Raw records
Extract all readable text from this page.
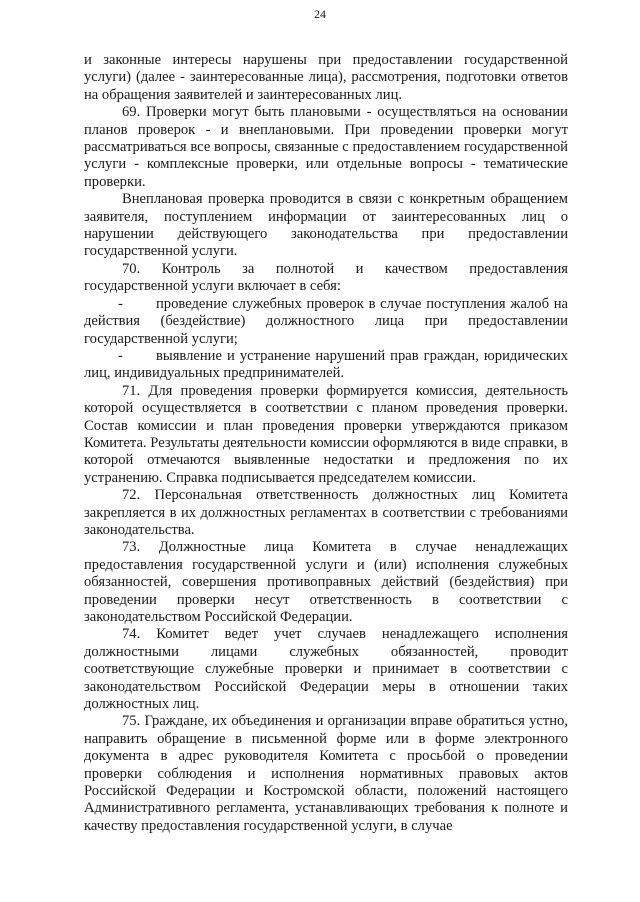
24

и законные интересы нарушены при предоставлении государственной услуги) (далее - заинтересованные лица), рассмотрения, подготовки ответов на обращения заявителей и заинтересованных лиц.

69. Проверки могут быть плановыми - осуществляться на основании планов проверок - и внеплановыми. При проведении проверки могут рассматриваться все вопросы, связанные с предоставлением государственной услуги - комплексные проверки, или отдельные вопросы - тематические проверки.

Внеплановая проверка проводится в связи с конкретным обращением заявителя, поступлением информации от заинтересованных лиц о нарушении действующего законодательства при предоставлении государственной услуги.

70. Контроль за полнотой и качеством предоставления государственной услуги включает в себя:

- проведение служебных проверок в случае поступления жалоб на действия (бездействие) должностного лица при предоставлении государственной услуги;

- выявление и устранение нарушений прав граждан, юридических лиц, индивидуальных предпринимателей.

71. Для проведения проверки формируется комиссия, деятельность которой осуществляется в соответствии с планом проведения проверки. Состав комиссии и план проведения проверки утверждаются приказом Комитета. Результаты деятельности комиссии оформляются в виде справки, в которой отмечаются выявленные недостатки и предложения по их устранению. Справка подписывается председателем комиссии.

72. Персональная ответственность должностных лиц Комитета закрепляется в их должностных регламентах в соответствии с требованиями законодательства.

73. Должностные лица Комитета в случае ненадлежащих предоставления государственной услуги и (или) исполнения служебных обязанностей, совершения противоправных действий (бездействия) при проведении проверки несут ответственность в соответствии с законодательством Российской Федерации.

74. Комитет ведет учет случаев ненадлежащего исполнения должностными лицами служебных обязанностей, проводит соответствующие служебные проверки и принимает в соответствии с законодательством Российской Федерации меры в отношении таких должностных лиц.

75. Граждане, их объединения и организации вправе обратиться устно, направить обращение в письменной форме или в форме электронного документа в адрес руководителя Комитета с просьбой о проведении проверки соблюдения и исполнения нормативных правовых актов Российской Федерации и Костромской области, положений настоящего Административного регламента, устанавливающих требования к полноте и качеству предоставления государственной услуги, в случае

## TASK
Make an exact copy of the data above, pictures excluded.

## WORKED SOLUTION
Extract all readable text from this page.
24

и законные интересы нарушены при предоставлении государственной услуги) (далее - заинтересованные лица), рассмотрения, подготовки ответов на обращения заявителей и заинтересованных лиц.

69. Проверки могут быть плановыми - осуществляться на основании планов проверок - и внеплановыми. При проведении проверки могут рассматриваться все вопросы, связанные с предоставлением государственной услуги - комплексные проверки, или отдельные вопросы - тематические проверки.

Внеплановая проверка проводится в связи с конкретным обращением заявителя, поступлением информации от заинтересованных лиц о нарушении действующего законодательства при предоставлении государственной услуги.

70. Контроль за полнотой и качеством предоставления государственной услуги включает в себя:

- проведение служебных проверок в случае поступления жалоб на действия (бездействие) должностного лица при предоставлении государственной услуги;

- выявление и устранение нарушений прав граждан, юридических лиц, индивидуальных предпринимателей.

71. Для проведения проверки формируется комиссия, деятельность которой осуществляется в соответствии с планом проведения проверки. Состав комиссии и план проведения проверки утверждаются приказом Комитета. Результаты деятельности комиссии оформляются в виде справки, в которой отмечаются выявленные недостатки и предложения по их устранению. Справка подписывается председателем комиссии.

72. Персональная ответственность должностных лиц Комитета закрепляется в их должностных регламентах в соответствии с требованиями законодательства.

73. Должностные лица Комитета в случае ненадлежащих предоставления государственной услуги и (или) исполнения служебных обязанностей, совершения противоправных действий (бездействия) при проведении проверки несут ответственность в соответствии с законодательством Российской Федерации.

74. Комитет ведет учет случаев ненадлежащего исполнения должностными лицами служебных обязанностей, проводит соответствующие служебные проверки и принимает в соответствии с законодательством Российской Федерации меры в отношении таких должностных лиц.

75. Граждане, их объединения и организации вправе обратиться устно, направить обращение в письменной форме или в форме электронного документа в адрес руководителя Комитета с просьбой о проведении проверки соблюдения и исполнения нормативных правовых актов Российской Федерации и Костромской области, положений настоящего Административного регламента, устанавливающих требования к полноте и качеству предоставления государственной услуги, в случае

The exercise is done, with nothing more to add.